• _Written request_
From the entries below, gather each line containing the word "println".

▽

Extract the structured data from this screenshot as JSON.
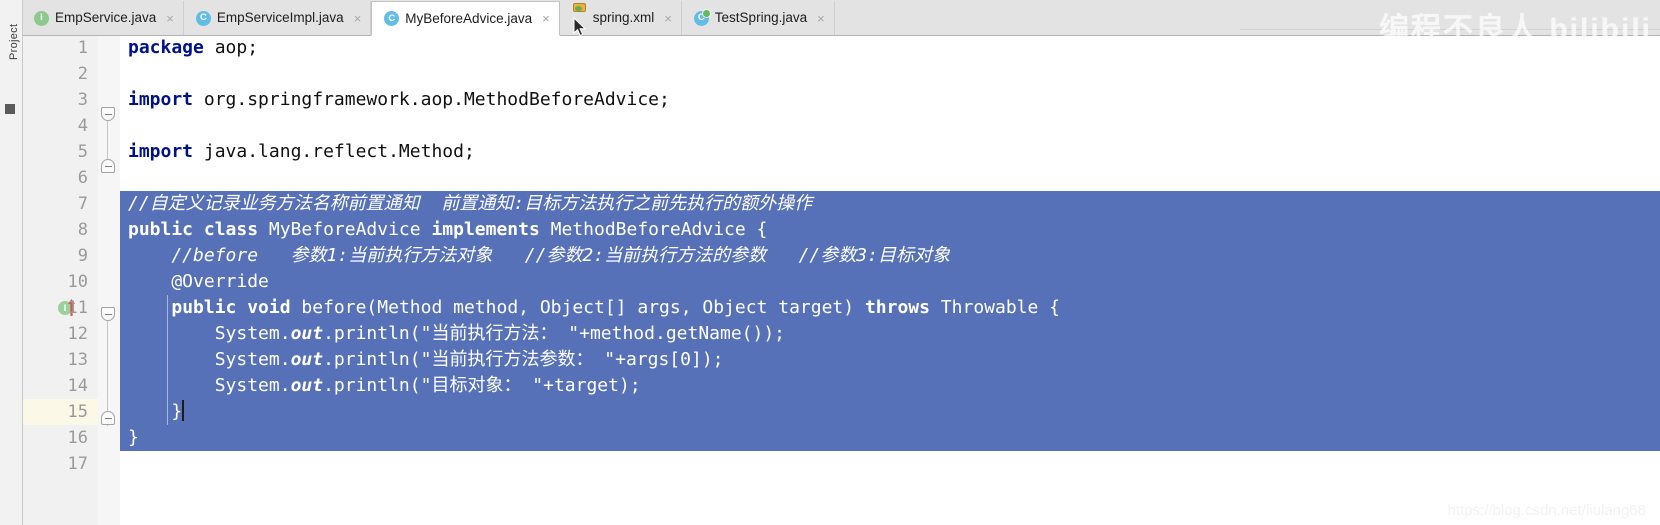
{
  "app": {
    "type": "java-ide-editor",
    "selection_color": "#5671b7",
    "keyword_color": "#00128a",
    "gutter_bg": "#f1f1f1"
  },
  "tool_strip": {
    "label": "Project"
  },
  "tabs": [
    {
      "label": "EmpService.java",
      "icon": "java-interface-icon",
      "icon_letter": "I",
      "active": false,
      "close": "×"
    },
    {
      "label": "EmpServiceImpl.java",
      "icon": "java-class-icon",
      "icon_letter": "C",
      "active": false,
      "close": "×"
    },
    {
      "label": "MyBeforeAdvice.java",
      "icon": "java-class-icon",
      "icon_letter": "C",
      "active": true,
      "close": "×"
    },
    {
      "label": "spring.xml",
      "icon": "spring-xml-file-icon",
      "icon_letter": "",
      "active": false,
      "close": "×"
    },
    {
      "label": "TestSpring.java",
      "icon": "java-class-runnable-icon",
      "icon_letter": "C",
      "active": false,
      "close": "×"
    }
  ],
  "gutter": {
    "line_numbers": [
      "1",
      "2",
      "3",
      "4",
      "5",
      "6",
      "7",
      "8",
      "9",
      "10",
      "11",
      "12",
      "13",
      "14",
      "15",
      "16",
      "17"
    ],
    "caret_line": 15,
    "marker_line": 11,
    "marker_icon": "implementing-method-icon",
    "marker_letter": "I",
    "marker_arrow": "override-arrow-icon"
  },
  "code": {
    "language": "java",
    "lines": [
      {
        "n": 1,
        "selected": false,
        "segs": [
          {
            "t": "package",
            "s": "kw"
          },
          {
            "t": " aop;",
            "s": ""
          }
        ]
      },
      {
        "n": 2,
        "selected": false,
        "segs": []
      },
      {
        "n": 3,
        "selected": false,
        "segs": [
          {
            "t": "import",
            "s": "kw"
          },
          {
            "t": " org.springframework.aop.MethodBeforeAdvice;",
            "s": ""
          }
        ]
      },
      {
        "n": 4,
        "selected": false,
        "segs": []
      },
      {
        "n": 5,
        "selected": false,
        "segs": [
          {
            "t": "import",
            "s": "kw"
          },
          {
            "t": " java.lang.reflect.Method;",
            "s": ""
          }
        ]
      },
      {
        "n": 6,
        "selected": false,
        "segs": []
      },
      {
        "n": 7,
        "selected": true,
        "segs": [
          {
            "t": "//自定义记录业务方法名称前置通知  前置通知:目标方法执行之前先执行的额外操作",
            "s": "it"
          }
        ]
      },
      {
        "n": 8,
        "selected": true,
        "segs": [
          {
            "t": "public class",
            "s": "bold"
          },
          {
            "t": " MyBeforeAdvice ",
            "s": ""
          },
          {
            "t": "implements",
            "s": "bold"
          },
          {
            "t": " MethodBeforeAdvice {",
            "s": ""
          }
        ]
      },
      {
        "n": 9,
        "selected": true,
        "segs": [
          {
            "t": "    //before   参数1:当前执行方法对象   //参数2:当前执行方法的参数   //参数3:目标对象",
            "s": "it"
          }
        ]
      },
      {
        "n": 10,
        "selected": true,
        "segs": [
          {
            "t": "    @Override",
            "s": ""
          }
        ]
      },
      {
        "n": 11,
        "selected": true,
        "segs": [
          {
            "t": "    ",
            "s": ""
          },
          {
            "t": "public void",
            "s": "bold"
          },
          {
            "t": " before(Method method, Object[] args, Object target) ",
            "s": ""
          },
          {
            "t": "throws",
            "s": "bold"
          },
          {
            "t": " Throwable {",
            "s": ""
          }
        ]
      },
      {
        "n": 12,
        "selected": true,
        "segs": [
          {
            "t": "        System.",
            "s": ""
          },
          {
            "t": "out",
            "s": "bi"
          },
          {
            "t": ".println(\"当前执行方法： \"+method.getName());",
            "s": ""
          }
        ]
      },
      {
        "n": 13,
        "selected": true,
        "segs": [
          {
            "t": "        System.",
            "s": ""
          },
          {
            "t": "out",
            "s": "bi"
          },
          {
            "t": ".println(\"当前执行方法参数： \"+args[0]);",
            "s": ""
          }
        ]
      },
      {
        "n": 14,
        "selected": true,
        "segs": [
          {
            "t": "        System.",
            "s": ""
          },
          {
            "t": "out",
            "s": "bi"
          },
          {
            "t": ".println(\"目标对象： \"+target);",
            "s": ""
          }
        ]
      },
      {
        "n": 15,
        "selected": true,
        "segs": [
          {
            "t": "    }",
            "s": ""
          }
        ],
        "caret": true
      },
      {
        "n": 16,
        "selected": true,
        "segs": [
          {
            "t": "}",
            "s": ""
          }
        ]
      },
      {
        "n": 17,
        "selected": false,
        "segs": []
      }
    ]
  },
  "watermarks": {
    "top": "编程不良人   bilibili",
    "bottom": "https://blog.csdn.net/liulang68"
  }
}
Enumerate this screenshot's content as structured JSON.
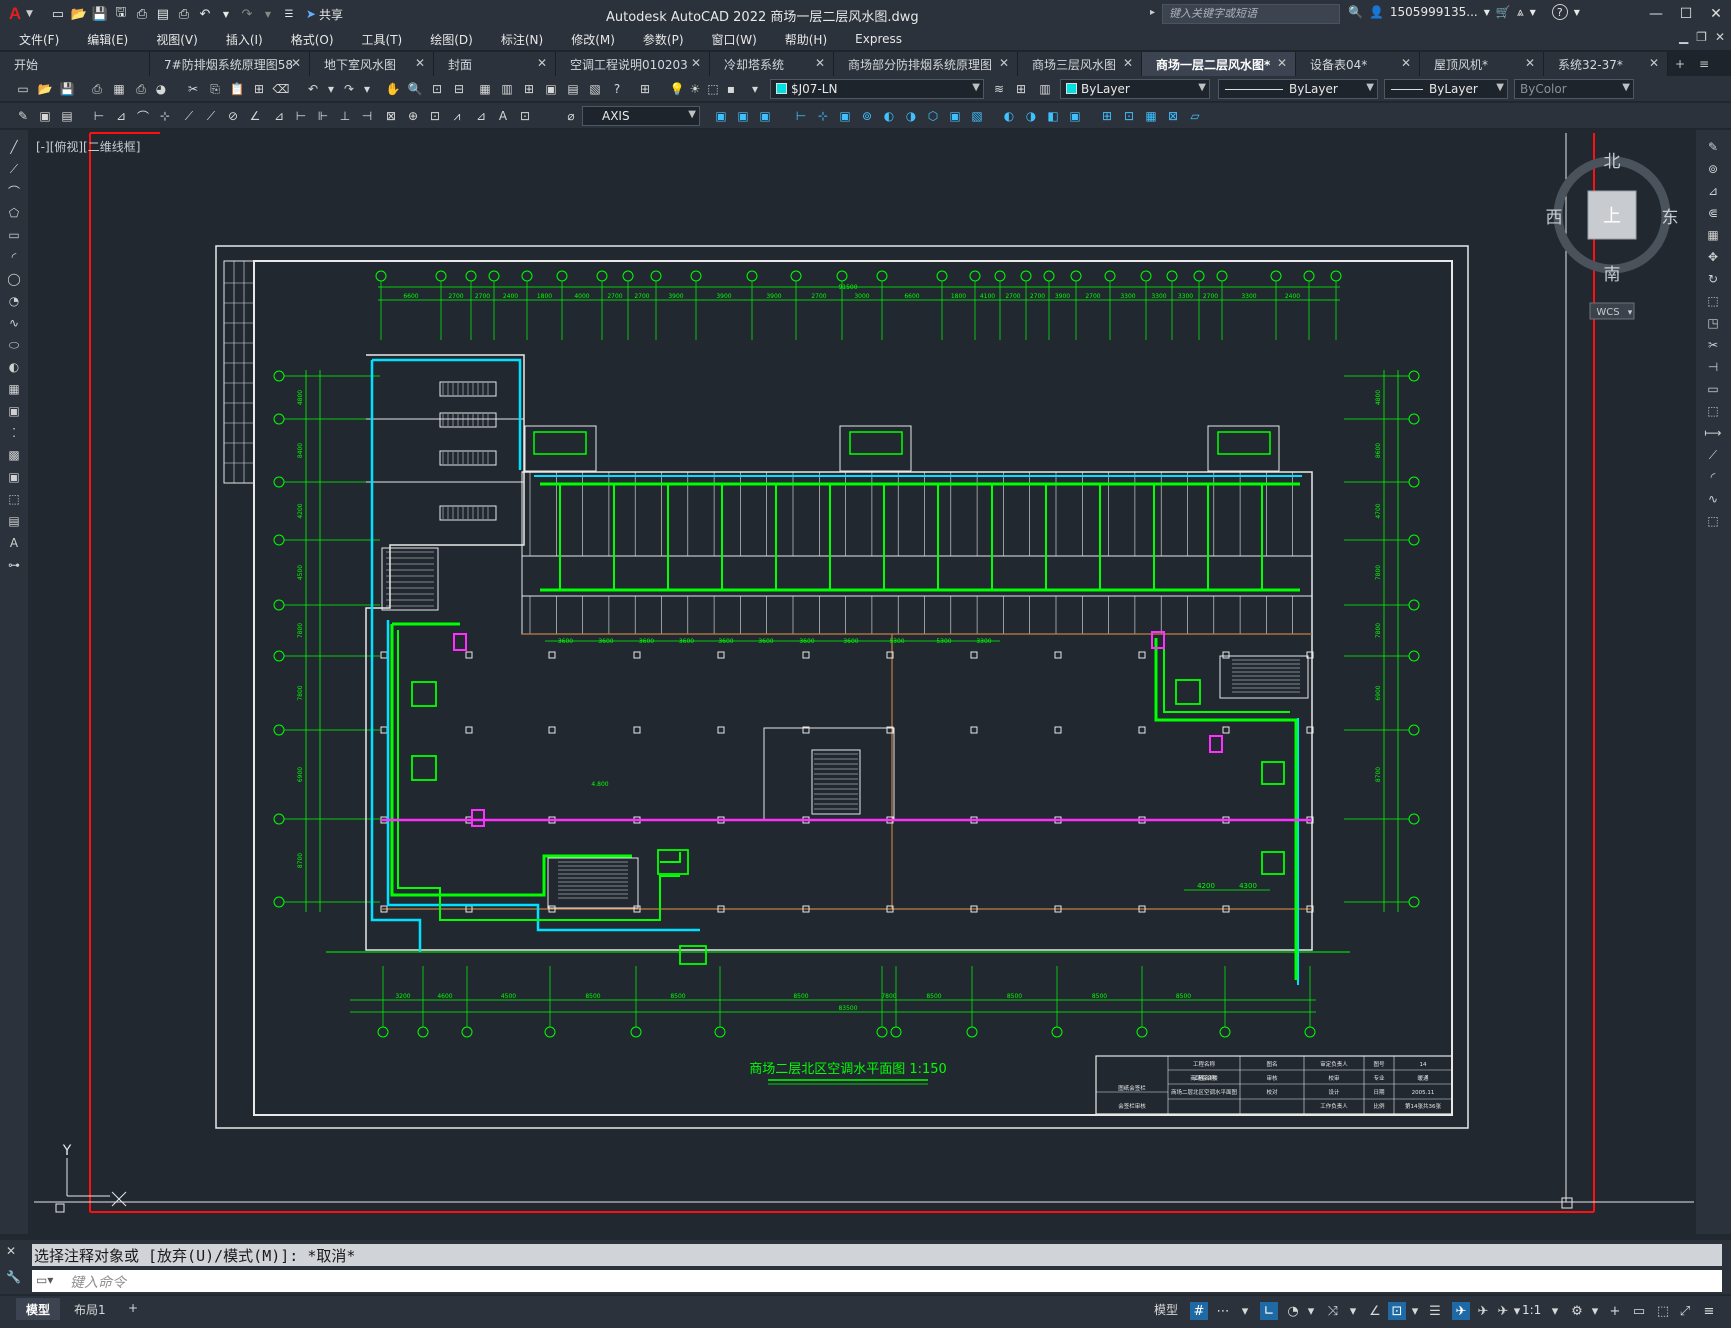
{
  "titlebar": {
    "logo": "A",
    "share_label": "共享",
    "window_title": "Autodesk AutoCAD 2022    商场一层二层风水图.dwg",
    "search_placeholder": "键入关键字或短语",
    "user": "1505999135...",
    "help": "?"
  },
  "menus": [
    "文件(F)",
    "编辑(E)",
    "视图(V)",
    "插入(I)",
    "格式(O)",
    "工具(T)",
    "绘图(D)",
    "标注(N)",
    "修改(M)",
    "参数(P)",
    "窗口(W)",
    "帮助(H)",
    "Express"
  ],
  "tabs": [
    {
      "label": "开始",
      "width": 150,
      "close": false
    },
    {
      "label": "7#防排烟系统原理图58",
      "width": 160,
      "close": true
    },
    {
      "label": "地下室风水图",
      "width": 124,
      "close": true
    },
    {
      "label": "封面",
      "width": 122,
      "close": true
    },
    {
      "label": "空调工程说明010203",
      "width": 154,
      "close": true
    },
    {
      "label": "冷却塔系统",
      "width": 124,
      "close": true
    },
    {
      "label": "商场部分防排烟系统原理图",
      "width": 184,
      "close": true
    },
    {
      "label": "商场三层风水图",
      "width": 124,
      "close": true
    },
    {
      "label": "商场一层二层风水图*",
      "width": 154,
      "close": true,
      "active": true
    },
    {
      "label": "设备表04*",
      "width": 124,
      "close": true
    },
    {
      "label": "屋顶风机*",
      "width": 124,
      "close": true
    },
    {
      "label": "系统32-37*",
      "width": 124,
      "close": true
    }
  ],
  "toolbar": {
    "layer": "$J07-LN",
    "color": "ByLayer",
    "linetype": "ByLayer",
    "lineweight": "ByLayer",
    "plotstyle": "ByColor",
    "dimstyle": "AXIS",
    "layer_color": "#00e0e0"
  },
  "viewport": {
    "label": "[-][俯视][二维线框]"
  },
  "viewcube": {
    "north": "北",
    "south": "南",
    "east": "东",
    "west": "西",
    "face": "上",
    "wcs": "WCS"
  },
  "ucs": {
    "y": "Y"
  },
  "drawing": {
    "title": "商场二层北区空调水平面图  1:150",
    "top_dims": [
      "6600",
      "2700",
      "2700",
      "2400",
      "1800",
      "4000",
      "2700",
      "2700",
      "3900",
      "3900",
      "3900",
      "2700",
      "3000",
      "6600",
      "1800",
      "4100",
      "2700",
      "2700",
      "3900",
      "2700",
      "3300",
      "3300",
      "3300",
      "2700",
      "3300",
      "2400"
    ],
    "top_total": "91500",
    "bottom_dims": [
      "3200",
      "4600",
      "4500",
      "8500",
      "8500",
      "8500",
      "7800",
      "8500",
      "8500",
      "8500",
      "8500"
    ],
    "bottom_total": "83500",
    "mid_dims": [
      "3600",
      "3600",
      "3600",
      "3600",
      "3600",
      "3600",
      "3600",
      "3600",
      "5300",
      "5300",
      "3300"
    ],
    "left_dims": [
      "4800",
      "8400",
      "4200",
      "4500",
      "7800",
      "7800",
      "6900",
      "8700"
    ],
    "right_dims": [
      "4800",
      "8600",
      "4700",
      "7800",
      "7800",
      "6900",
      "8700"
    ],
    "mini_dims": [
      "4200",
      "4300"
    ],
    "level": "4.800"
  },
  "titleblock": {
    "rows": [
      [
        "工程名称",
        "",
        "图名",
        "审定负责人",
        "图号",
        "14"
      ],
      [
        "工程名称",
        "商场综合楼",
        "审核",
        "校审",
        "专业",
        "暖通"
      ],
      [
        "",
        "商场二层北区空调水平面图",
        "校对",
        "设计",
        "日期",
        "2005.11"
      ],
      [
        "",
        "",
        "",
        "工作负责人",
        "比例",
        "第14张共36张"
      ]
    ],
    "left_labels": [
      "图纸会签栏",
      "会签栏审核"
    ]
  },
  "command": {
    "history": "选择注释对象或 [放弃(U)/模式(M)]: *取消*",
    "placeholder": "键入命令"
  },
  "status": {
    "model_tab": "模型",
    "layout_tab": "布局1",
    "model_btn": "模型",
    "scale": "1:1"
  }
}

△

• _Full response_
            "t": ".println(\"当前执行方法： \"+method.getName());",
            "t": ".println(\"当前执行方法参数： \"+args[0]);",
            "t": ".println(\"目标对象： \"+target);",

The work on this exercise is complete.